From the records below, pull each line that has "JSON".

===== RECORDS

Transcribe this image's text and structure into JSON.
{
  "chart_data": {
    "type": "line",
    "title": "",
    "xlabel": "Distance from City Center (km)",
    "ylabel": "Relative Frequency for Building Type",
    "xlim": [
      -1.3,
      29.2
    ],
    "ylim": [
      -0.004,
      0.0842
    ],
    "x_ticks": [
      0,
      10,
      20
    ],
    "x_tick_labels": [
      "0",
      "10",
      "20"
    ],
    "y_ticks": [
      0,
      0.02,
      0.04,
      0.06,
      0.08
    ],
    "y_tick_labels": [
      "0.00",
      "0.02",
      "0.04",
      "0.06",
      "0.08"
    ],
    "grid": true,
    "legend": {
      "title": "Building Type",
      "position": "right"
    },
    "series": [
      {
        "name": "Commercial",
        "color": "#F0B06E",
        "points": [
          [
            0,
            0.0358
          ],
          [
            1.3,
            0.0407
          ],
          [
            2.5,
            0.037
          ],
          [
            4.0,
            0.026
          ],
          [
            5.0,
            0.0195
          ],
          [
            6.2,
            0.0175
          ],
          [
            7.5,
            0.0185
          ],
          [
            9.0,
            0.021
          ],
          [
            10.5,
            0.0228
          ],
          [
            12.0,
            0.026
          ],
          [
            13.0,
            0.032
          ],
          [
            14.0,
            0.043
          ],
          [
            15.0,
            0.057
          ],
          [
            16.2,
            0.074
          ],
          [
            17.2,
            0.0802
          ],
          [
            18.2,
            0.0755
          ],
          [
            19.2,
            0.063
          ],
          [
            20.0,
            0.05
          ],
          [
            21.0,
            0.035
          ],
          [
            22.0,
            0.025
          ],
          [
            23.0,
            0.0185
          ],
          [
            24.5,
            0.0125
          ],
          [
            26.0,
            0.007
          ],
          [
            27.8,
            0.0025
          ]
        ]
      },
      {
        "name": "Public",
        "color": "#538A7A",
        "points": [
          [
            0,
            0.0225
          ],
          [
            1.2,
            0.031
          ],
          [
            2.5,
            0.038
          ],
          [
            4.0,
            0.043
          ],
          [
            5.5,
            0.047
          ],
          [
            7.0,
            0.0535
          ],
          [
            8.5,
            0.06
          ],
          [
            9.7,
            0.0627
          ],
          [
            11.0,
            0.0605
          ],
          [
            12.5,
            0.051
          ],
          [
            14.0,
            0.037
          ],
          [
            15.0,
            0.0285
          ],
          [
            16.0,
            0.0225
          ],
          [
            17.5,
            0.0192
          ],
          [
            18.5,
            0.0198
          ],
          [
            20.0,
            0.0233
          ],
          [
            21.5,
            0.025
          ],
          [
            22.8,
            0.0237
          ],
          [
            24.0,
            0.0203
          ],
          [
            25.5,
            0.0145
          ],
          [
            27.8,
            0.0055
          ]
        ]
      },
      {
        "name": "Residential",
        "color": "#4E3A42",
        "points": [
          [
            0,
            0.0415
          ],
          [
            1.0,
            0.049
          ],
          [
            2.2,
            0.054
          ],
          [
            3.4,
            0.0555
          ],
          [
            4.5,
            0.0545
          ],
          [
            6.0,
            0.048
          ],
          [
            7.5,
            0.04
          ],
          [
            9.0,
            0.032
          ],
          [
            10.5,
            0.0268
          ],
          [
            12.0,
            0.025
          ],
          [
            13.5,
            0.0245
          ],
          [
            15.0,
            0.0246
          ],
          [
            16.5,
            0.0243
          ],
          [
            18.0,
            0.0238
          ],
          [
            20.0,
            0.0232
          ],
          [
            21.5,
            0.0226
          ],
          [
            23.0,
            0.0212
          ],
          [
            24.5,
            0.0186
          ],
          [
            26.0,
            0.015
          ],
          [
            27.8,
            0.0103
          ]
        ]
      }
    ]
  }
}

==========
===== RECORDS

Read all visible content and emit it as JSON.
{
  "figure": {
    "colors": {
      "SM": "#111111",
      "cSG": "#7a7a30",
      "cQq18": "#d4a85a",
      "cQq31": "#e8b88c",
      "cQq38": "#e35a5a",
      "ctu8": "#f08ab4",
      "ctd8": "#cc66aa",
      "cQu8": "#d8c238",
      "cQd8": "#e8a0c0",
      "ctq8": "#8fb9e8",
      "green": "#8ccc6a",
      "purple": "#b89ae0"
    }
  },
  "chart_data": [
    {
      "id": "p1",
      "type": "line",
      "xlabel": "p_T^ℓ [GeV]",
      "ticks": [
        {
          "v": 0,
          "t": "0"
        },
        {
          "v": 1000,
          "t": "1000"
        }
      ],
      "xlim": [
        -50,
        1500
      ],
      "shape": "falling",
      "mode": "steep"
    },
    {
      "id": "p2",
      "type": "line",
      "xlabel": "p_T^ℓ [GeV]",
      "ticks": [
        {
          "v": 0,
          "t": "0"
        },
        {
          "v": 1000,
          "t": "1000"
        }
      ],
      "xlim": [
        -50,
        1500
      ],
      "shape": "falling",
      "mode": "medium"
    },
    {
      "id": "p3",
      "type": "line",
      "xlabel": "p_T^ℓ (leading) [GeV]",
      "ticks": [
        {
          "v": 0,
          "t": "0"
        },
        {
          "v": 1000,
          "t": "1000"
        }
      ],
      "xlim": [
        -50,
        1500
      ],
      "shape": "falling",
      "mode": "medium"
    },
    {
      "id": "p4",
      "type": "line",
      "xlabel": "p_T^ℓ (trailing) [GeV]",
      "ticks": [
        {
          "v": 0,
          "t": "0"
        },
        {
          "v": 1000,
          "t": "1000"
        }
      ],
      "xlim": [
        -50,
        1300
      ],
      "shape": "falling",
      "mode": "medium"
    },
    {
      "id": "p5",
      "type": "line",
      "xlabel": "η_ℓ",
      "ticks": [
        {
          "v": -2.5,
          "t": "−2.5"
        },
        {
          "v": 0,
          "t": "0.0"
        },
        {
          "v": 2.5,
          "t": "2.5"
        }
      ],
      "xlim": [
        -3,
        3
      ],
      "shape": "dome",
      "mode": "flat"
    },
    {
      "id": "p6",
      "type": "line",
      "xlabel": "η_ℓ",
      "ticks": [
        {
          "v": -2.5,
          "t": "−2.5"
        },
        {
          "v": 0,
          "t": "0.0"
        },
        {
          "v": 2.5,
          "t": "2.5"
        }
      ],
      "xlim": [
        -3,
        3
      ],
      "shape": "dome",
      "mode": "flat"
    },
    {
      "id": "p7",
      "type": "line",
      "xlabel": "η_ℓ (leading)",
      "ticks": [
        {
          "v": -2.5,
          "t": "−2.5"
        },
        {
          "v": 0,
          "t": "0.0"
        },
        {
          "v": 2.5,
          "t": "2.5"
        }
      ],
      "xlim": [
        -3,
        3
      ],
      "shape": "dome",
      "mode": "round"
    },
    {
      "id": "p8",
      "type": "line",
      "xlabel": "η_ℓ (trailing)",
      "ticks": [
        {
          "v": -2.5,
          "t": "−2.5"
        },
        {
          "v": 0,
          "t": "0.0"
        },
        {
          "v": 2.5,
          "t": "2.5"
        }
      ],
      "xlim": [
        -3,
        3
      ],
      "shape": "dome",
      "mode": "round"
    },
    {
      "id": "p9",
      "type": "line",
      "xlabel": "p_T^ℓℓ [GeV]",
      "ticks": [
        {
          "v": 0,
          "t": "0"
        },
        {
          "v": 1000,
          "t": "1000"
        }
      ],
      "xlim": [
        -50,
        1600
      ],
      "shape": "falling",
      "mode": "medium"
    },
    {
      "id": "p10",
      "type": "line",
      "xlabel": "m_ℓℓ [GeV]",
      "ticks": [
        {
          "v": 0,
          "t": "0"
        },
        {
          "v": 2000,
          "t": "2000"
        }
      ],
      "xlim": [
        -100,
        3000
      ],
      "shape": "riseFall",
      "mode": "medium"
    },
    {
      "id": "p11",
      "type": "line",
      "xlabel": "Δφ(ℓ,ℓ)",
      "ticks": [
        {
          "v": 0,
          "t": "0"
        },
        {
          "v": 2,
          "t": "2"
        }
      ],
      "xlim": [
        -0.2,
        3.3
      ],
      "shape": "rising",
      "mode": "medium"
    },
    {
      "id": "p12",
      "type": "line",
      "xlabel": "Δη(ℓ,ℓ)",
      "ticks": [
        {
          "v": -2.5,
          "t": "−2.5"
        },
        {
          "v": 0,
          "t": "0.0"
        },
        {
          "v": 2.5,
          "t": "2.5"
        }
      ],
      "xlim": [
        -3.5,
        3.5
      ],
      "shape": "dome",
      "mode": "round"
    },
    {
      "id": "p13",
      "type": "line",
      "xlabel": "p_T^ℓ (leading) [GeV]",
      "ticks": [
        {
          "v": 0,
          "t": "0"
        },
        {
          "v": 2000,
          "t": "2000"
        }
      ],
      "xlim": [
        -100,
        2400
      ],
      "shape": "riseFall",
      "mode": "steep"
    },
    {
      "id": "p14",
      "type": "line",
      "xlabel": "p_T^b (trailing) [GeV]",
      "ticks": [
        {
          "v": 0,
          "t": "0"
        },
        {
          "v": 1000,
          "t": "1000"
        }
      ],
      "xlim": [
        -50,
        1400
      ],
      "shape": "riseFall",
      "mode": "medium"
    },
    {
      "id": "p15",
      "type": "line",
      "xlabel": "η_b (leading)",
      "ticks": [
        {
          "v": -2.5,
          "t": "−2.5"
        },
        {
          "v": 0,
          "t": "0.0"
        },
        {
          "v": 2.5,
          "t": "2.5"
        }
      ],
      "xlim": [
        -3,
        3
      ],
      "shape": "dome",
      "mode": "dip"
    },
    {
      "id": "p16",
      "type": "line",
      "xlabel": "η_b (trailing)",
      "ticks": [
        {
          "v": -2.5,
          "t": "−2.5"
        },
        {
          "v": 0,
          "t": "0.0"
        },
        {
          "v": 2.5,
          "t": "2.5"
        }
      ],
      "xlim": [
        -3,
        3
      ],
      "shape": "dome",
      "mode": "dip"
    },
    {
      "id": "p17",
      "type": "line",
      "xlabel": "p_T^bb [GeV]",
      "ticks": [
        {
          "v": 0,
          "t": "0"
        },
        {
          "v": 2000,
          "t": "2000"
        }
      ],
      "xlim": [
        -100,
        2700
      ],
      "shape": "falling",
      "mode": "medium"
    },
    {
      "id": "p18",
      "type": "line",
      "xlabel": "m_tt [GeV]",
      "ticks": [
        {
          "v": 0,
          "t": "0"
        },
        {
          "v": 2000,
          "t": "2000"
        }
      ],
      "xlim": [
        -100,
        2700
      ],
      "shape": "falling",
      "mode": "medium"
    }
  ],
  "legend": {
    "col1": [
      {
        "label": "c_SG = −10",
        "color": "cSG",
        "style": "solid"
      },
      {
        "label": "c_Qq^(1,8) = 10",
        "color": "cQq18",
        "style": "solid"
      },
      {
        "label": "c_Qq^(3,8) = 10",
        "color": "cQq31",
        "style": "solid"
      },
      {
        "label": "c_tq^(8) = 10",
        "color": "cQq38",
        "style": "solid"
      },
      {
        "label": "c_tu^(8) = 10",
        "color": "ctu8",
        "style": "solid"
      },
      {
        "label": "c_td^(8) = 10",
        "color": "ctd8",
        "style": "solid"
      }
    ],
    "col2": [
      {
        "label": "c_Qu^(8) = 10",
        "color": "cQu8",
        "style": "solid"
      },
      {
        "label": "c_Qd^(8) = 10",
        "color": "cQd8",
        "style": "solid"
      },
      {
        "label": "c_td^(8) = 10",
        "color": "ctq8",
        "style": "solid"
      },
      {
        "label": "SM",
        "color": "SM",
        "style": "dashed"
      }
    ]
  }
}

==========
===== RECORDS

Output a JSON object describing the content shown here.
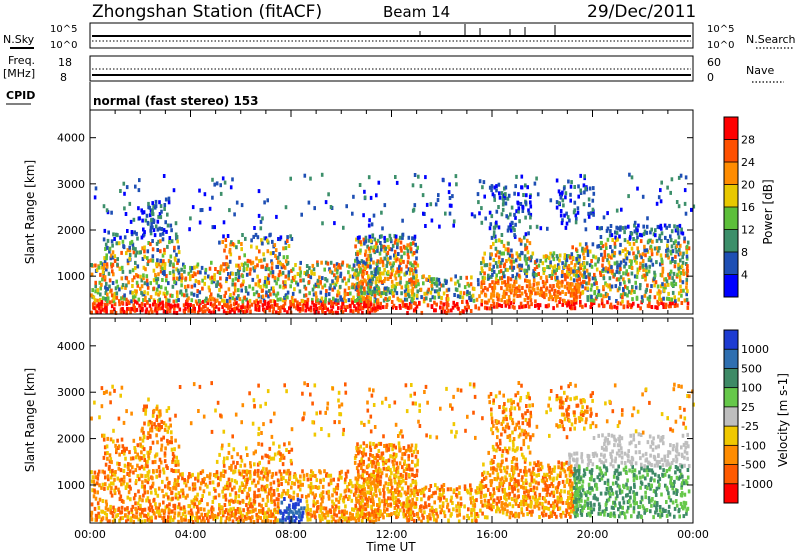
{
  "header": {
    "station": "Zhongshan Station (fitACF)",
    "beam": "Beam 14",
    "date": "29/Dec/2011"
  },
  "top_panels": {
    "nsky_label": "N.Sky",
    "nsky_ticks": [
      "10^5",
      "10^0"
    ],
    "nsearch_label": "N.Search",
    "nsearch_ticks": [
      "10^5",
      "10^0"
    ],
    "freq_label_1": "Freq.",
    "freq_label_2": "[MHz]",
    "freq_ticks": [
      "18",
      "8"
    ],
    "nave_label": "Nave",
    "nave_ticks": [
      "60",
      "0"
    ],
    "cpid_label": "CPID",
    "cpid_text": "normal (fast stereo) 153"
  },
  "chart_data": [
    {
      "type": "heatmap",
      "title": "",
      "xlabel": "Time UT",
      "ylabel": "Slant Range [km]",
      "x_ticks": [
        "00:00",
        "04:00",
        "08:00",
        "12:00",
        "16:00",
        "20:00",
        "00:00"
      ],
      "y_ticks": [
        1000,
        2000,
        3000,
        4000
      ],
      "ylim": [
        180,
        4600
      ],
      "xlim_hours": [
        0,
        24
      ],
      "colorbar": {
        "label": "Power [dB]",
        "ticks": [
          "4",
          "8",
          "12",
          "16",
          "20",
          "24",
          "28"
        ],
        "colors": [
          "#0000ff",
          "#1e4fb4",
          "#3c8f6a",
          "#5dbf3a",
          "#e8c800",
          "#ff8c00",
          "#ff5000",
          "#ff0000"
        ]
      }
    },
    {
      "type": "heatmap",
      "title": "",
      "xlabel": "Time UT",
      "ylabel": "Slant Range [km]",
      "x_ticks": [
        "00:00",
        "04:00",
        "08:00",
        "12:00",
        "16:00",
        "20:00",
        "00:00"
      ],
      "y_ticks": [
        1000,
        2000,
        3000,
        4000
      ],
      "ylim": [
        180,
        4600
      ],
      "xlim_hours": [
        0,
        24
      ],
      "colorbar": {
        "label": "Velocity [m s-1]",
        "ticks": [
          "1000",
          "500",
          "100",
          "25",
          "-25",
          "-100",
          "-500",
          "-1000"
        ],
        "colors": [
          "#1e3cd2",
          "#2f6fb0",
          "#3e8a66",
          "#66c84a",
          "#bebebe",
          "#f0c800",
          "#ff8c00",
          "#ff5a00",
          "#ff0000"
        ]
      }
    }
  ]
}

==========

**TASK ANSWER:**
Transcribe this image's text and structure into JSON.
Read all visible content and emit it as JSON.
Output a JSON object describing the content shown here.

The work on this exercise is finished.